▶ **YOUR TASK**: Retype every entry exactly, character for character.

┌────────

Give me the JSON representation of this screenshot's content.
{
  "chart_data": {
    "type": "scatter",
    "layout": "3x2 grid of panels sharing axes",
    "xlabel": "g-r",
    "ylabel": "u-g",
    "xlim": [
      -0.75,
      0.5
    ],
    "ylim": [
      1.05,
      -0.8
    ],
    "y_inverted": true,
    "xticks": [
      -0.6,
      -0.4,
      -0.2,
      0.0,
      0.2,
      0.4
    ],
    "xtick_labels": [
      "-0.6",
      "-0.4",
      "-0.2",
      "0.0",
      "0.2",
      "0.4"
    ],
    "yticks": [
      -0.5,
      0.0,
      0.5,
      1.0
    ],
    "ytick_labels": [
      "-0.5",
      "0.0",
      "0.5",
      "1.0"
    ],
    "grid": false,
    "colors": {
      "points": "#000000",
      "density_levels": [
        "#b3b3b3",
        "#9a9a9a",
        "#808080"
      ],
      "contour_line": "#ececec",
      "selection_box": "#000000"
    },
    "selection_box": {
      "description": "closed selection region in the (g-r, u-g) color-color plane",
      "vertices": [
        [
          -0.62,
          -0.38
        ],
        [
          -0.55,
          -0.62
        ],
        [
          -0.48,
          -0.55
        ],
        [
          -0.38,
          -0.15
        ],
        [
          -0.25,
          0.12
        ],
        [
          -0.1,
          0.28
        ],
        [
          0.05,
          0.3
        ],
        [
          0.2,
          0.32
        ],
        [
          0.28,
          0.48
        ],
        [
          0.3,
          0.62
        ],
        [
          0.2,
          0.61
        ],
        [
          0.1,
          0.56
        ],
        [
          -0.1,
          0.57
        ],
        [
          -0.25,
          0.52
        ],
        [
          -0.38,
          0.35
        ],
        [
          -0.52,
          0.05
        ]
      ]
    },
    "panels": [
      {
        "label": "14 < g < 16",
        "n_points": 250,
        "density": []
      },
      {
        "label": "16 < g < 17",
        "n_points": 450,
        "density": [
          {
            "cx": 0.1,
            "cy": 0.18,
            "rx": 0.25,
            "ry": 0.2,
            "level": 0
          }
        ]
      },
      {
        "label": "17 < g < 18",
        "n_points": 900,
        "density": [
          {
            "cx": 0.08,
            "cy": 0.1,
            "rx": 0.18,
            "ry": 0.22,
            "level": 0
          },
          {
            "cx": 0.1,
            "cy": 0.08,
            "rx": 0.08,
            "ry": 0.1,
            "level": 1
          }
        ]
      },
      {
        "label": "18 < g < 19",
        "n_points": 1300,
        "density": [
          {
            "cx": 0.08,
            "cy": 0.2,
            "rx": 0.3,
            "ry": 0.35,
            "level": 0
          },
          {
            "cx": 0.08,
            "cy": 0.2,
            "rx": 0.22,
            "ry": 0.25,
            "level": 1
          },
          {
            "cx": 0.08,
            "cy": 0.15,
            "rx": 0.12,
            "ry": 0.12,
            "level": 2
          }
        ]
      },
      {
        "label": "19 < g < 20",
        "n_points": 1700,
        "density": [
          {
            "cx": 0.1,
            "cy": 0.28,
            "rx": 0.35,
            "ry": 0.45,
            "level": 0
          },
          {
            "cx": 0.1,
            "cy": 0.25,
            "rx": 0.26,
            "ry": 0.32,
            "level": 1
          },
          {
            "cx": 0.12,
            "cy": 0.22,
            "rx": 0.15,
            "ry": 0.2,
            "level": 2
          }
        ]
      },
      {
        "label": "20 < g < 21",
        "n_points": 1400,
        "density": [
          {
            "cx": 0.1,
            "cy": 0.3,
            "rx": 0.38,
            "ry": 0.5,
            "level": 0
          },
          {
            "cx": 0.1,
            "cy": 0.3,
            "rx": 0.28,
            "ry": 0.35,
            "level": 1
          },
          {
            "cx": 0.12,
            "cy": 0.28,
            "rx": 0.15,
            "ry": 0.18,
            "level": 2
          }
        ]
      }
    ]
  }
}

└────────

▶ **OUTPUT FOR THIS TASK**:
Give me the JSON representation of this screenshot's content.
{
  "chart_data": {
    "type": "scatter",
    "layout": "3x2 grid of panels sharing axes",
    "xlabel": "g-r",
    "ylabel": "u-g",
    "xlim": [
      -0.75,
      0.5
    ],
    "ylim": [
      1.05,
      -0.8
    ],
    "y_inverted": true,
    "xticks": [
      -0.6,
      -0.4,
      -0.2,
      0.0,
      0.2,
      0.4
    ],
    "xtick_labels": [
      "-0.6",
      "-0.4",
      "-0.2",
      "0.0",
      "0.2",
      "0.4"
    ],
    "yticks": [
      -0.5,
      0.0,
      0.5,
      1.0
    ],
    "ytick_labels": [
      "-0.5",
      "0.0",
      "0.5",
      "1.0"
    ],
    "grid": false,
    "colors": {
      "points": "#000000",
      "density_levels": [
        "#b3b3b3",
        "#9a9a9a",
        "#808080"
      ],
      "contour_line": "#ececec",
      "selection_box": "#000000"
    },
    "selection_box": {
      "description": "closed selection region in the (g-r, u-g) color-color plane",
      "vertices": [
        [
          -0.62,
          -0.38
        ],
        [
          -0.55,
          -0.62
        ],
        [
          -0.48,
          -0.55
        ],
        [
          -0.38,
          -0.15
        ],
        [
          -0.25,
          0.12
        ],
        [
          -0.1,
          0.28
        ],
        [
          0.05,
          0.3
        ],
        [
          0.2,
          0.32
        ],
        [
          0.28,
          0.48
        ],
        [
          0.3,
          0.62
        ],
        [
          0.2,
          0.61
        ],
        [
          0.1,
          0.56
        ],
        [
          -0.1,
          0.57
        ],
        [
          -0.25,
          0.52
        ],
        [
          -0.38,
          0.35
        ],
        [
          -0.52,
          0.05
        ]
      ]
    },
    "panels": [
      {
        "label": "14 < g < 16",
        "n_points": 250,
        "density": []
      },
      {
        "label": "16 < g < 17",
        "n_points": 450,
        "density": [
          {
            "cx": 0.1,
            "cy": 0.18,
            "rx": 0.25,
            "ry": 0.2,
            "level": 0
          }
        ]
      },
      {
        "label": "17 < g < 18",
        "n_points": 900,
        "density": [
          {
            "cx": 0.08,
            "cy": 0.1,
            "rx": 0.18,
            "ry": 0.22,
            "level": 0
          },
          {
            "cx": 0.1,
            "cy": 0.08,
            "rx": 0.08,
            "ry": 0.1,
            "level": 1
          }
        ]
      },
      {
        "label": "18 < g < 19",
        "n_points": 1300,
        "density": [
          {
            "cx": 0.08,
            "cy": 0.2,
            "rx": 0.3,
            "ry": 0.35,
            "level": 0
          },
          {
            "cx": 0.08,
            "cy": 0.2,
            "rx": 0.22,
            "ry": 0.25,
            "level": 1
          },
          {
            "cx": 0.08,
            "cy": 0.15,
            "rx": 0.12,
            "ry": 0.12,
            "level": 2
          }
        ]
      },
      {
        "label": "19 < g < 20",
        "n_points": 1700,
        "density": [
          {
            "cx": 0.1,
            "cy": 0.28,
            "rx": 0.35,
            "ry": 0.45,
            "level": 0
          },
          {
            "cx": 0.1,
            "cy": 0.25,
            "rx": 0.26,
            "ry": 0.32,
            "level": 1
          },
          {
            "cx": 0.12,
            "cy": 0.22,
            "rx": 0.15,
            "ry": 0.2,
            "level": 2
          }
        ]
      },
      {
        "label": "20 < g < 21",
        "n_points": 1400,
        "density": [
          {
            "cx": 0.1,
            "cy": 0.3,
            "rx": 0.38,
            "ry": 0.5,
            "level": 0
          },
          {
            "cx": 0.1,
            "cy": 0.3,
            "rx": 0.28,
            "ry": 0.35,
            "level": 1
          },
          {
            "cx": 0.12,
            "cy": 0.28,
            "rx": 0.15,
            "ry": 0.18,
            "level": 2
          }
        ]
      }
    ]
  }
}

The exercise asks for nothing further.